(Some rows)
start

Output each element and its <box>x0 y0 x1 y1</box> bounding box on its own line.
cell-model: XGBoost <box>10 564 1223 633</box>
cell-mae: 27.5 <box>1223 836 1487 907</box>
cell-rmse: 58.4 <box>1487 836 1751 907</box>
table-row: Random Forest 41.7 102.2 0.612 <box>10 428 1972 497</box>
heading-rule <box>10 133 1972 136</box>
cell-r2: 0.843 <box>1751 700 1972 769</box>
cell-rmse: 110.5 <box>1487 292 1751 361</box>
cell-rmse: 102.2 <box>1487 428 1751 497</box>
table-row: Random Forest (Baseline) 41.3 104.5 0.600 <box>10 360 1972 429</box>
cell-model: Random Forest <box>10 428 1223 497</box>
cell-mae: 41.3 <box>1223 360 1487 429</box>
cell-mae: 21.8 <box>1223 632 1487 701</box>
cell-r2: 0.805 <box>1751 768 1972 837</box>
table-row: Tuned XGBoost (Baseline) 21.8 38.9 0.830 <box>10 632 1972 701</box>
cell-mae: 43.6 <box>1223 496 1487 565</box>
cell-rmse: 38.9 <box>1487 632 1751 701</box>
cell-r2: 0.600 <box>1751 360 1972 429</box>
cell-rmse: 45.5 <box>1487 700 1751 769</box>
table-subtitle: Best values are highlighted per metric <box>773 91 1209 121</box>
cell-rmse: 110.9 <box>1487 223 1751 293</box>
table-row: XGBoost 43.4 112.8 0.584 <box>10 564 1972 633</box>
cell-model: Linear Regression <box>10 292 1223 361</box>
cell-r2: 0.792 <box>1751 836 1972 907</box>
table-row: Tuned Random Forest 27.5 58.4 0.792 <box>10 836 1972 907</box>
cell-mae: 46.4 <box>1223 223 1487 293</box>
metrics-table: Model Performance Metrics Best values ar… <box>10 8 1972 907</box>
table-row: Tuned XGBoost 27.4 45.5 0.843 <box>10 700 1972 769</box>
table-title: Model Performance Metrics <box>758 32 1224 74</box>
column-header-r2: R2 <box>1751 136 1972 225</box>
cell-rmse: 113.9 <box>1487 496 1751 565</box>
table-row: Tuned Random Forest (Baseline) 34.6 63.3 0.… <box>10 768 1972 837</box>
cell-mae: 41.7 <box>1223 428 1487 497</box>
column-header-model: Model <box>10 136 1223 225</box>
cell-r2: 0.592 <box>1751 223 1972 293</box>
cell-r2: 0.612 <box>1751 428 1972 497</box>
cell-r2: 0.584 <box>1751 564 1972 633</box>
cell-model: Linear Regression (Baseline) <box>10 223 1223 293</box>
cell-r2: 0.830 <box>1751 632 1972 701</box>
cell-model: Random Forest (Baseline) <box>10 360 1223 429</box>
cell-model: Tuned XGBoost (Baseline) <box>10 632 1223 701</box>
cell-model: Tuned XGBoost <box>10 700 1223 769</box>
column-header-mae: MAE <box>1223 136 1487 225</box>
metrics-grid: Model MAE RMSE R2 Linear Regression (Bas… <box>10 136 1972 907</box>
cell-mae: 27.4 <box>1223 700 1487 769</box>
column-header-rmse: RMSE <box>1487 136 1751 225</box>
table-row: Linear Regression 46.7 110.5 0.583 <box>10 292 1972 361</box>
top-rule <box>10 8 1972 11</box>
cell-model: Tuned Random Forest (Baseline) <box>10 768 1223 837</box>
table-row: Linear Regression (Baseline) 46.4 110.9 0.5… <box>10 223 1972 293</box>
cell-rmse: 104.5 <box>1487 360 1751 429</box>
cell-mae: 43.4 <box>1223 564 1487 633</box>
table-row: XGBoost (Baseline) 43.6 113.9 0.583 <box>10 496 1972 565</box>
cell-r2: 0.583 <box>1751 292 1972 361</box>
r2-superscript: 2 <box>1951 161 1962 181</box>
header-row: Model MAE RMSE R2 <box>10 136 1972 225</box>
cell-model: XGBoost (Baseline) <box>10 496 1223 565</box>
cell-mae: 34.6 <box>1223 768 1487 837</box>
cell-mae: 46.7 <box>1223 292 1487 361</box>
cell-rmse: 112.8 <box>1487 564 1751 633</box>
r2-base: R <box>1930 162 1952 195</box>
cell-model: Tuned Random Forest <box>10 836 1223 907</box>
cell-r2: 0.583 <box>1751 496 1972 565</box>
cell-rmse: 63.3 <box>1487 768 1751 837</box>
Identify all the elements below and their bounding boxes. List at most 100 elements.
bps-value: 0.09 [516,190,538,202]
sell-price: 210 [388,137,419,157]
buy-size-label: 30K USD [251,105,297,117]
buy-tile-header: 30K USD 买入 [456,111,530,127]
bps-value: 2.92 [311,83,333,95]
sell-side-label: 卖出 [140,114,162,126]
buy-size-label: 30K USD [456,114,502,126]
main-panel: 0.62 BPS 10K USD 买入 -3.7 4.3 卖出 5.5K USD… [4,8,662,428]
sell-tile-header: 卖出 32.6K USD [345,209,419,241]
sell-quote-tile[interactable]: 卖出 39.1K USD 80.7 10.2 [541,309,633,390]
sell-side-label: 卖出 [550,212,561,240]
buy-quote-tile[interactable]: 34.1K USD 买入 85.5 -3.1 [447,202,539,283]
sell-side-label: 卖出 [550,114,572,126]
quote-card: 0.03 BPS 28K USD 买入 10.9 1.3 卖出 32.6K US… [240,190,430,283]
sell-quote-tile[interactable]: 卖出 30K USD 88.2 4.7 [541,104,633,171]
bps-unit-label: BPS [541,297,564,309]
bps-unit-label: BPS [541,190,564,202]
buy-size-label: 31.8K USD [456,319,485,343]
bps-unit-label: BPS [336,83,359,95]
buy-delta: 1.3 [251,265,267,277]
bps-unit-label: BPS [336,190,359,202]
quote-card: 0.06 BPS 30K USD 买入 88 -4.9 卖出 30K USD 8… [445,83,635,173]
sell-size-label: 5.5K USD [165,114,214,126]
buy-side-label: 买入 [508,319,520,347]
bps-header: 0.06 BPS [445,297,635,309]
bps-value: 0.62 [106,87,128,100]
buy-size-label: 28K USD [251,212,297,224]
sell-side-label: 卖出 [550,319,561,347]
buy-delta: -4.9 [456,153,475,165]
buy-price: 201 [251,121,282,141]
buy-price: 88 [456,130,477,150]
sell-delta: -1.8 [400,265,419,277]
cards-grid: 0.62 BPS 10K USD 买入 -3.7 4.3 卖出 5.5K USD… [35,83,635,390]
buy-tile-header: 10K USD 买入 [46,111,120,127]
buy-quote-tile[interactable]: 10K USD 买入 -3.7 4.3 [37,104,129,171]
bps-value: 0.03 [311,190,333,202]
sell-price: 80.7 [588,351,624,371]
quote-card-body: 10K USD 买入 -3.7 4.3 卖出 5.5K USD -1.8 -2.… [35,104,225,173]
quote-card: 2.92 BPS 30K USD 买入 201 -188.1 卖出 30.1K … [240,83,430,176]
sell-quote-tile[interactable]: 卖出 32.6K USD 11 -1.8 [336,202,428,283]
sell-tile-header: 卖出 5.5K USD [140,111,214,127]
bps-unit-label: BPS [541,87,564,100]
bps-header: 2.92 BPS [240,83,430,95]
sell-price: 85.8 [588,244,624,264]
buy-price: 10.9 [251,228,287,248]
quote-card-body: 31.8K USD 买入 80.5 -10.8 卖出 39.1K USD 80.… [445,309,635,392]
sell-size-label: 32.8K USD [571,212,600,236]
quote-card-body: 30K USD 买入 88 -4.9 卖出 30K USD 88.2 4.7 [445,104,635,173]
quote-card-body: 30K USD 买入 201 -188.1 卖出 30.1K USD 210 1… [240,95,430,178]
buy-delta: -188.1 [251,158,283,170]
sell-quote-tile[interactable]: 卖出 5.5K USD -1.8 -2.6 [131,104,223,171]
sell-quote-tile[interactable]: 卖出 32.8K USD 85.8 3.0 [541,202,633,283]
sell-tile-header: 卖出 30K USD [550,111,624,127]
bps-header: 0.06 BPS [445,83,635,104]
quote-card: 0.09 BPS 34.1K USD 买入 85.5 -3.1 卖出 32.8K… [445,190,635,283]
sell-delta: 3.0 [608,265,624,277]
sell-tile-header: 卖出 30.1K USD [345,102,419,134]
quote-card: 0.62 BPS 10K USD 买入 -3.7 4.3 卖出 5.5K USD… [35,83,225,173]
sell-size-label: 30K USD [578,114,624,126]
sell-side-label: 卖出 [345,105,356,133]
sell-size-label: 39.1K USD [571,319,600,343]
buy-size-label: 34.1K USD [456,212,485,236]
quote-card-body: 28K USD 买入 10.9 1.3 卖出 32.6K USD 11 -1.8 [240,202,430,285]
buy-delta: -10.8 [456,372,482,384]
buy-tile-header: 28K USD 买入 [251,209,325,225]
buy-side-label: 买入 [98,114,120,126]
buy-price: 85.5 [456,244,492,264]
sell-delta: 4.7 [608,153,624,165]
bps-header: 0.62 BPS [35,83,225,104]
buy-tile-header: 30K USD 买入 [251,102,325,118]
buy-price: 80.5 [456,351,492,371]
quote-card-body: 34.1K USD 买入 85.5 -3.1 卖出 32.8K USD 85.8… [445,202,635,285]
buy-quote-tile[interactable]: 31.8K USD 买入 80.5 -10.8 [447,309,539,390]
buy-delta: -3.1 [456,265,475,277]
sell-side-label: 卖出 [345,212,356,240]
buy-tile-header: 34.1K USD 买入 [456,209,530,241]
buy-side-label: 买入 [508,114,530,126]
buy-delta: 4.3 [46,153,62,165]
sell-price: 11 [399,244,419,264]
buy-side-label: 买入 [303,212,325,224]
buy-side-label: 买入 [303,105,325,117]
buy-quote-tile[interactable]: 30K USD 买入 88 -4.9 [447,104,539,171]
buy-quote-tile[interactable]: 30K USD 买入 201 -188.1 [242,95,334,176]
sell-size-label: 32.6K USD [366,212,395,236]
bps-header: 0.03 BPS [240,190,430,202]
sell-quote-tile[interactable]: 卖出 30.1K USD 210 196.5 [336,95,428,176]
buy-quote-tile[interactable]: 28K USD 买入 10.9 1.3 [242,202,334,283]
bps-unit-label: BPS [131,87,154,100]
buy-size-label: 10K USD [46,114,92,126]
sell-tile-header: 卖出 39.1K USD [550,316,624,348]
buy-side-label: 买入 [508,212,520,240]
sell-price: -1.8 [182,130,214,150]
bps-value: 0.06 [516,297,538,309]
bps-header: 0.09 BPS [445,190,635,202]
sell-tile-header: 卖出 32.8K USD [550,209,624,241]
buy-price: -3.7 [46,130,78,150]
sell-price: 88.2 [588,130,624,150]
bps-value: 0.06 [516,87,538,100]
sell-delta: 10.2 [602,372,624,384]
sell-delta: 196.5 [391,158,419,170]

end

Rewrite the rows starting at the first one and ending at the row that contains "table-row: Random Forest (Baseline)", with "cell-rmse" changed to "cell-RMSE" and everything else kept the same.

Output each element and its <box>x0 y0 x1 y1</box> bounding box on its own line.
cell-model: XGBoost <box>10 564 1223 633</box>
cell-mae: 27.5 <box>1223 836 1487 907</box>
cell-RMSE: 58.4 <box>1487 836 1751 907</box>
table-row: Random Forest 41.7 102.2 0.612 <box>10 428 1972 497</box>
heading-rule <box>10 133 1972 136</box>
cell-r2: 0.843 <box>1751 700 1972 769</box>
cell-RMSE: 110.5 <box>1487 292 1751 361</box>
cell-RMSE: 102.2 <box>1487 428 1751 497</box>
table-row: Random Forest (Baseline) 41.3 104.5 0.600 <box>10 360 1972 429</box>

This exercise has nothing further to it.